Data listing:
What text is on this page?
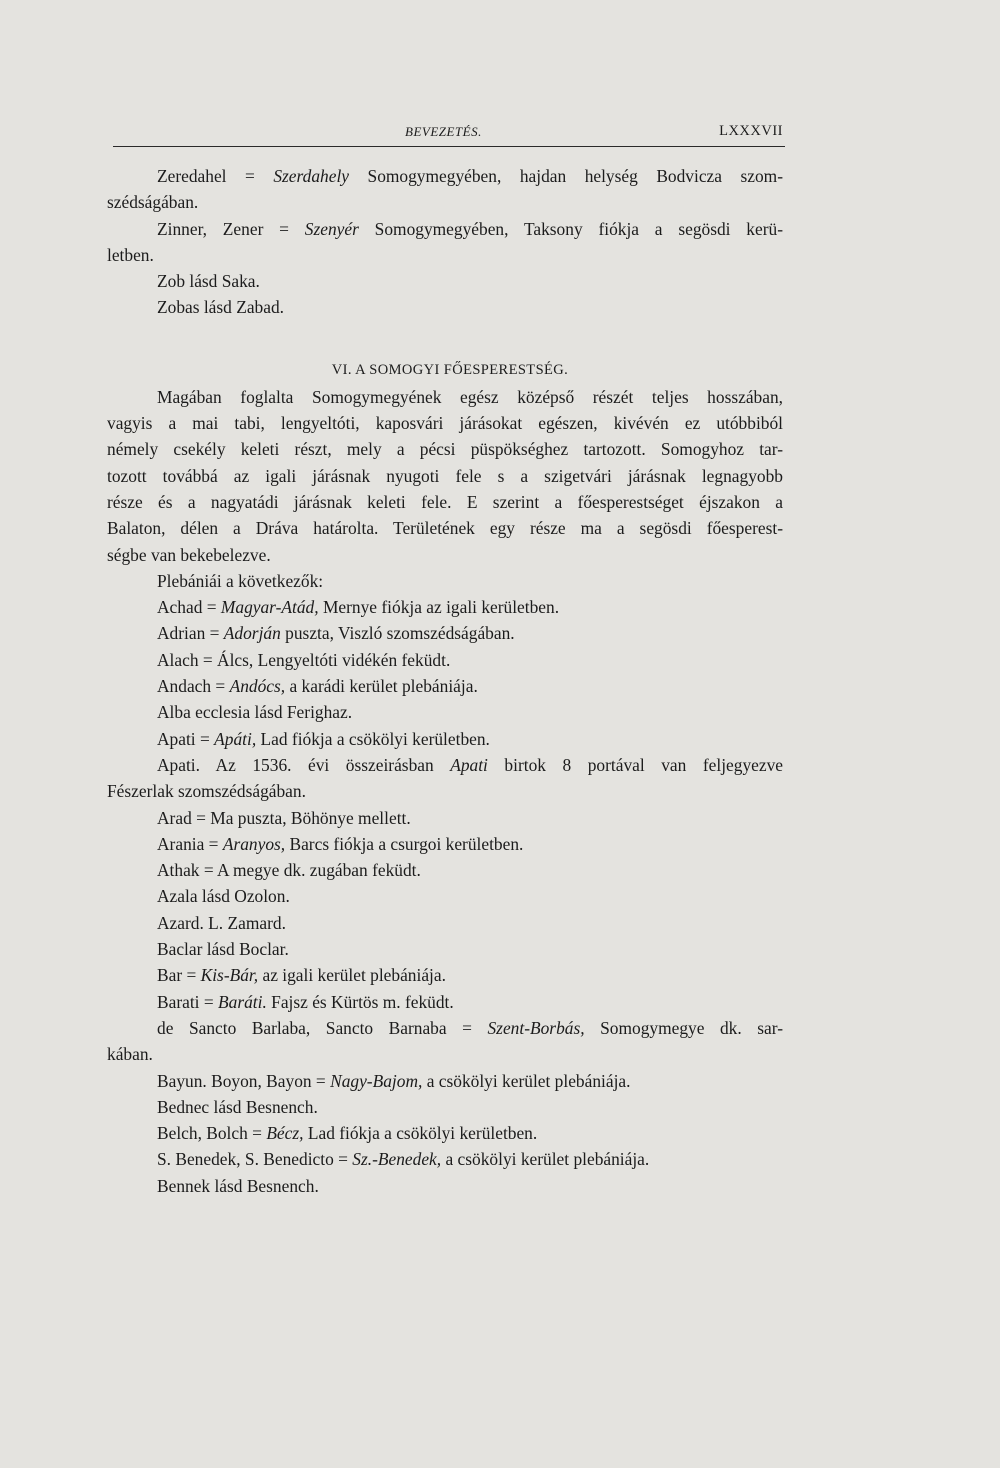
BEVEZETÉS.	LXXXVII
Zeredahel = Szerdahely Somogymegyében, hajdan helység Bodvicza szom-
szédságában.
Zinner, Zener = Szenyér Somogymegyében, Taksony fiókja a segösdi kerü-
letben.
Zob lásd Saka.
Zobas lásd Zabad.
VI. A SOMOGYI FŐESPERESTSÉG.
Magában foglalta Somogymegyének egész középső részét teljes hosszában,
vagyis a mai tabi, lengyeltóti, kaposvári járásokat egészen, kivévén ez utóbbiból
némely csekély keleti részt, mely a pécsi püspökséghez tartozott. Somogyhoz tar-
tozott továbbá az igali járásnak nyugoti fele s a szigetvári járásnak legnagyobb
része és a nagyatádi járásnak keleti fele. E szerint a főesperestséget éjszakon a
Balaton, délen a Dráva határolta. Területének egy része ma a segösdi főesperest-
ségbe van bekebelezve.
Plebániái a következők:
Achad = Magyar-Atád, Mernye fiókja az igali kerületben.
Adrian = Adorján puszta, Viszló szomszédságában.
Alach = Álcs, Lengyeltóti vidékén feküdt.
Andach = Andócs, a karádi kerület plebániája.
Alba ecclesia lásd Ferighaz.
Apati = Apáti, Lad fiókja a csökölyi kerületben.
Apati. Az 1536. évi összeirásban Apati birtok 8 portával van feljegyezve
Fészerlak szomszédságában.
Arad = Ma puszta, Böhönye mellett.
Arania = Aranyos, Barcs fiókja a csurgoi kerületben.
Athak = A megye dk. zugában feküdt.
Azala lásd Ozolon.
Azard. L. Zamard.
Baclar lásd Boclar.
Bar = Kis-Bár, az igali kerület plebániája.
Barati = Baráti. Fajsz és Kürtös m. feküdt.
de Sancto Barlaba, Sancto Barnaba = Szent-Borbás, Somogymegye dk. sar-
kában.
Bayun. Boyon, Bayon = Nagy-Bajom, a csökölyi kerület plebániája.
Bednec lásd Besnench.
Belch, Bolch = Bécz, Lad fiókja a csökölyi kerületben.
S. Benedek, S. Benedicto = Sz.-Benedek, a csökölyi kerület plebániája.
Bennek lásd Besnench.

Stated problem: Transcribe the material exactly, and leave out whatever pictures it holds.

Solution to this problem:
What text is on this page?
BEVEZETÉS.	LXXXVII
Zeredahel = Szerdahely Somogymegyében, hajdan helység Bodvicza szom-
szédságában.
Zinner, Zener = Szenyér Somogymegyében, Taksony fiókja a segösdi kerü-
letben.
Zob lásd Saka.
Zobas lásd Zabad.
VI. A SOMOGYI FŐESPERESTSÉG.
Magában foglalta Somogymegyének egész középső részét teljes hosszában,
vagyis a mai tabi, lengyeltóti, kaposvári járásokat egészen, kivévén ez utóbbiból
némely csekély keleti részt, mely a pécsi püspökséghez tartozott. Somogyhoz tar-
tozott továbbá az igali járásnak nyugoti fele s a szigetvári járásnak legnagyobb
része és a nagyatádi járásnak keleti fele. E szerint a főesperestséget éjszakon a
Balaton, délen a Dráva határolta. Területének egy része ma a segösdi főesperest-
ségbe van bekebelezve.
Plebániái a következők:
Achad = Magyar-Atád, Mernye fiókja az igali kerületben.
Adrian = Adorján puszta, Viszló szomszédságában.
Alach = Álcs, Lengyeltóti vidékén feküdt.
Andach = Andócs, a karádi kerület plebániája.
Alba ecclesia lásd Ferighaz.
Apati = Apáti, Lad fiókja a csökölyi kerületben.
Apati. Az 1536. évi összeirásban Apati birtok 8 portával van feljegyezve
Fészerlak szomszédságában.
Arad = Ma puszta, Böhönye mellett.
Arania = Aranyos, Barcs fiókja a csurgoi kerületben.
Athak = A megye dk. zugában feküdt.
Azala lásd Ozolon.
Azard. L. Zamard.
Baclar lásd Boclar.
Bar = Kis-Bár, az igali kerület plebániája.
Barati = Baráti. Fajsz és Kürtös m. feküdt.
de Sancto Barlaba, Sancto Barnaba = Szent-Borbás, Somogymegye dk. sar-
kában.
Bayun. Boyon, Bayon = Nagy-Bajom, a csökölyi kerület plebániája.
Bednec lásd Besnench.
Belch, Bolch = Bécz, Lad fiókja a csökölyi kerületben.
S. Benedek, S. Benedicto = Sz.-Benedek, a csökölyi kerület plebániája.
Bennek lásd Besnench.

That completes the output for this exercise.